╭──
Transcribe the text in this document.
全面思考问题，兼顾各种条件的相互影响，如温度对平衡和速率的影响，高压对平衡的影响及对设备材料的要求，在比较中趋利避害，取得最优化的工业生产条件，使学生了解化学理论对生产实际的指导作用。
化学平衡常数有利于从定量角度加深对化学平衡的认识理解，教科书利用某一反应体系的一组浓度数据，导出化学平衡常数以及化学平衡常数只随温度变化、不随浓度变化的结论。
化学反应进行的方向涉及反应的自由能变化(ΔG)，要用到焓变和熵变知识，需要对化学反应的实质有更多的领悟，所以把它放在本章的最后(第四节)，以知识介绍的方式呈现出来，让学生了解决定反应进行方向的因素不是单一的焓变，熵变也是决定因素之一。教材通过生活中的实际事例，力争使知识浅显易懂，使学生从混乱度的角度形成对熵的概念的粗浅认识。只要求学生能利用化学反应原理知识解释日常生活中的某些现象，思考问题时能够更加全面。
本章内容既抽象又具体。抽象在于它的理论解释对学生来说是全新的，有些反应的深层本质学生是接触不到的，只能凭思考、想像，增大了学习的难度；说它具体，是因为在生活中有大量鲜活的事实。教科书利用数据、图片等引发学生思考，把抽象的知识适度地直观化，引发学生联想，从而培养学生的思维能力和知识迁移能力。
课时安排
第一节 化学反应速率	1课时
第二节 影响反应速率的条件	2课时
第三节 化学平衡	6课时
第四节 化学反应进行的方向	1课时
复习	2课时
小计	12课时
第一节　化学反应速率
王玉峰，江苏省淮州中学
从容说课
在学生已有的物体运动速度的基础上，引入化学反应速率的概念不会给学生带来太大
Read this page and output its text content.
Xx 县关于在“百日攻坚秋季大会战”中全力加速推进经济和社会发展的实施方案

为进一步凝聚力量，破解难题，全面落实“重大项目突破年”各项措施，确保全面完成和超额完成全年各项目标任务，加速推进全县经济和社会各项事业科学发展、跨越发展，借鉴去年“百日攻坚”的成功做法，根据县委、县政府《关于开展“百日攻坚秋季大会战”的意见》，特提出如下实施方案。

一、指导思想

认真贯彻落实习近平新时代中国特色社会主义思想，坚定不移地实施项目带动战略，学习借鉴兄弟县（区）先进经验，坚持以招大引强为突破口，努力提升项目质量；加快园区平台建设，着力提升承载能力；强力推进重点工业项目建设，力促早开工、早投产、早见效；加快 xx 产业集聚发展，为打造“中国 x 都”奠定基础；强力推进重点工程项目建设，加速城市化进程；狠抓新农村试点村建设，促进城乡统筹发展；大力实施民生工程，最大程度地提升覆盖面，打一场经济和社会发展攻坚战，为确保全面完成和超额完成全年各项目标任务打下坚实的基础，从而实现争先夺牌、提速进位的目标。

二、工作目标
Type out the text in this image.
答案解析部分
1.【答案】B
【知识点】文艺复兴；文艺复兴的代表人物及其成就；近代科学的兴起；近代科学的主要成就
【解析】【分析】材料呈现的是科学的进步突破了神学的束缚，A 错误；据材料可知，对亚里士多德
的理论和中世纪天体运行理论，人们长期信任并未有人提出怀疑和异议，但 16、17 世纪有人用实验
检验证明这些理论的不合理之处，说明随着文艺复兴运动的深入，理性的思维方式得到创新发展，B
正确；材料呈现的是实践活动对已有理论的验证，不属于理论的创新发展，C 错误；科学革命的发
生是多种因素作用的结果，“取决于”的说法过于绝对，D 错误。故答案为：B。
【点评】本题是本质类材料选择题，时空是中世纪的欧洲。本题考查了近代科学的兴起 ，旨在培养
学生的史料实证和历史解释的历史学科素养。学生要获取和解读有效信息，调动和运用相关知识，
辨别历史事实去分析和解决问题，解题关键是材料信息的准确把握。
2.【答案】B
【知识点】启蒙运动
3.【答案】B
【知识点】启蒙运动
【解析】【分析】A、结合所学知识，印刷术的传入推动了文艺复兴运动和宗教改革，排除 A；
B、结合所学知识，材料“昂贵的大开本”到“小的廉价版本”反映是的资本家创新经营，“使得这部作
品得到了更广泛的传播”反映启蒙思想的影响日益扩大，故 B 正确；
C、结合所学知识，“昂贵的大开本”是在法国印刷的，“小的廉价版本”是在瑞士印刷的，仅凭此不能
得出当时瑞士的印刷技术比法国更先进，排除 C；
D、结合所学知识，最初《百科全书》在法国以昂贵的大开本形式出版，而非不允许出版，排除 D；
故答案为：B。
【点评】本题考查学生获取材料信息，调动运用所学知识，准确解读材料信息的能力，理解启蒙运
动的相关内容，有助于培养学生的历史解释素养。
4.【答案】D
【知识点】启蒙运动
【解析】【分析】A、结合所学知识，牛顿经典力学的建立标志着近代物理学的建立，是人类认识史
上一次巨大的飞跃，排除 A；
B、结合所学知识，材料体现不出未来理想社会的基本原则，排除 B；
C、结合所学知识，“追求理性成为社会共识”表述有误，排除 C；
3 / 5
╰──
**STATED PROBLEM:**
Output the records exactly, including every line.

**RESPONSE FOR THIS EXERCISE:**
Transcribe the text in this document.
全面思考问题，兼顾各种条件的相互影响，如温度对平衡和速率的影响，高压对平衡的影响及对设备材料的要求，在比较中趋利避害，取得最优化的工业生产条件，使学生了解化学理论对生产实际的指导作用。
化学平衡常数有利于从定量角度加深对化学平衡的认识理解，教科书利用某一反应体系的一组浓度数据，导出化学平衡常数以及化学平衡常数只随温度变化、不随浓度变化的结论。
化学反应进行的方向涉及反应的自由能变化(ΔG)，要用到焓变和熵变知识，需要对化学反应的实质有更多的领悟，所以把它放在本章的最后(第四节)，以知识介绍的方式呈现出来，让学生了解决定反应进行方向的因素不是单一的焓变，熵变也是决定因素之一。教材通过生活中的实际事例，力争使知识浅显易懂，使学生从混乱度的角度形成对熵的概念的粗浅认识。只要求学生能利用化学反应原理知识解释日常生活中的某些现象，思考问题时能够更加全面。
本章内容既抽象又具体。抽象在于它的理论解释对学生来说是全新的，有些反应的深层本质学生是接触不到的，只能凭思考、想像，增大了学习的难度；说它具体，是因为在生活中有大量鲜活的事实。教科书利用数据、图片等引发学生思考，把抽象的知识适度地直观化，引发学生联想，从而培养学生的思维能力和知识迁移能力。
课时安排
第一节 化学反应速率	1课时
第二节 影响反应速率的条件	2课时
第三节 化学平衡	6课时
第四节 化学反应进行的方向	1课时
复习	2课时
小计	12课时
第一节　化学反应速率
王玉峰，江苏省淮州中学
从容说课
在学生已有的物体运动速度的基础上，引入化学反应速率的概念不会给学生带来太大
Read this page and output its text content.
Xx 县关于在“百日攻坚秋季大会战”中全力加速推进经济和社会发展的实施方案

为进一步凝聚力量，破解难题，全面落实“重大项目突破年”各项措施，确保全面完成和超额完成全年各项目标任务，加速推进全县经济和社会各项事业科学发展、跨越发展，借鉴去年“百日攻坚”的成功做法，根据县委、县政府《关于开展“百日攻坚秋季大会战”的意见》，特提出如下实施方案。

一、指导思想

认真贯彻落实习近平新时代中国特色社会主义思想，坚定不移地实施项目带动战略，学习借鉴兄弟县（区）先进经验，坚持以招大引强为突破口，努力提升项目质量；加快园区平台建设，着力提升承载能力；强力推进重点工业项目建设，力促早开工、早投产、早见效；加快 xx 产业集聚发展，为打造“中国 x 都”奠定基础；强力推进重点工程项目建设，加速城市化进程；狠抓新农村试点村建设，促进城乡统筹发展；大力实施民生工程，最大程度地提升覆盖面，打一场经济和社会发展攻坚战，为确保全面完成和超额完成全年各项目标任务打下坚实的基础，从而实现争先夺牌、提速进位的目标。

二、工作目标
Type out the text in this image.
答案解析部分
1.【答案】B
【知识点】文艺复兴；文艺复兴的代表人物及其成就；近代科学的兴起；近代科学的主要成就
【解析】【分析】材料呈现的是科学的进步突破了神学的束缚，A 错误；据材料可知，对亚里士多德
的理论和中世纪天体运行理论，人们长期信任并未有人提出怀疑和异议，但 16、17 世纪有人用实验
检验证明这些理论的不合理之处，说明随着文艺复兴运动的深入，理性的思维方式得到创新发展，B
正确；材料呈现的是实践活动对已有理论的验证，不属于理论的创新发展，C 错误；科学革命的发
生是多种因素作用的结果，“取决于”的说法过于绝对，D 错误。故答案为：B。
【点评】本题是本质类材料选择题，时空是中世纪的欧洲。本题考查了近代科学的兴起 ，旨在培养
学生的史料实证和历史解释的历史学科素养。学生要获取和解读有效信息，调动和运用相关知识，
辨别历史事实去分析和解决问题，解题关键是材料信息的准确把握。
2.【答案】B
【知识点】启蒙运动
3.【答案】B
【知识点】启蒙运动
【解析】【分析】A、结合所学知识，印刷术的传入推动了文艺复兴运动和宗教改革，排除 A；
B、结合所学知识，材料“昂贵的大开本”到“小的廉价版本”反映是的资本家创新经营，“使得这部作
品得到了更广泛的传播”反映启蒙思想的影响日益扩大，故 B 正确；
C、结合所学知识，“昂贵的大开本”是在法国印刷的，“小的廉价版本”是在瑞士印刷的，仅凭此不能
得出当时瑞士的印刷技术比法国更先进，排除 C；
D、结合所学知识，最初《百科全书》在法国以昂贵的大开本形式出版，而非不允许出版，排除 D；
故答案为：B。
【点评】本题考查学生获取材料信息，调动运用所学知识，准确解读材料信息的能力，理解启蒙运
动的相关内容，有助于培养学生的历史解释素养。
4.【答案】D
【知识点】启蒙运动
【解析】【分析】A、结合所学知识，牛顿经典力学的建立标志着近代物理学的建立，是人类认识史
上一次巨大的飞跃，排除 A；
B、结合所学知识，材料体现不出未来理想社会的基本原则，排除 B；
C、结合所学知识，“追求理性成为社会共识”表述有误，排除 C；
3 / 5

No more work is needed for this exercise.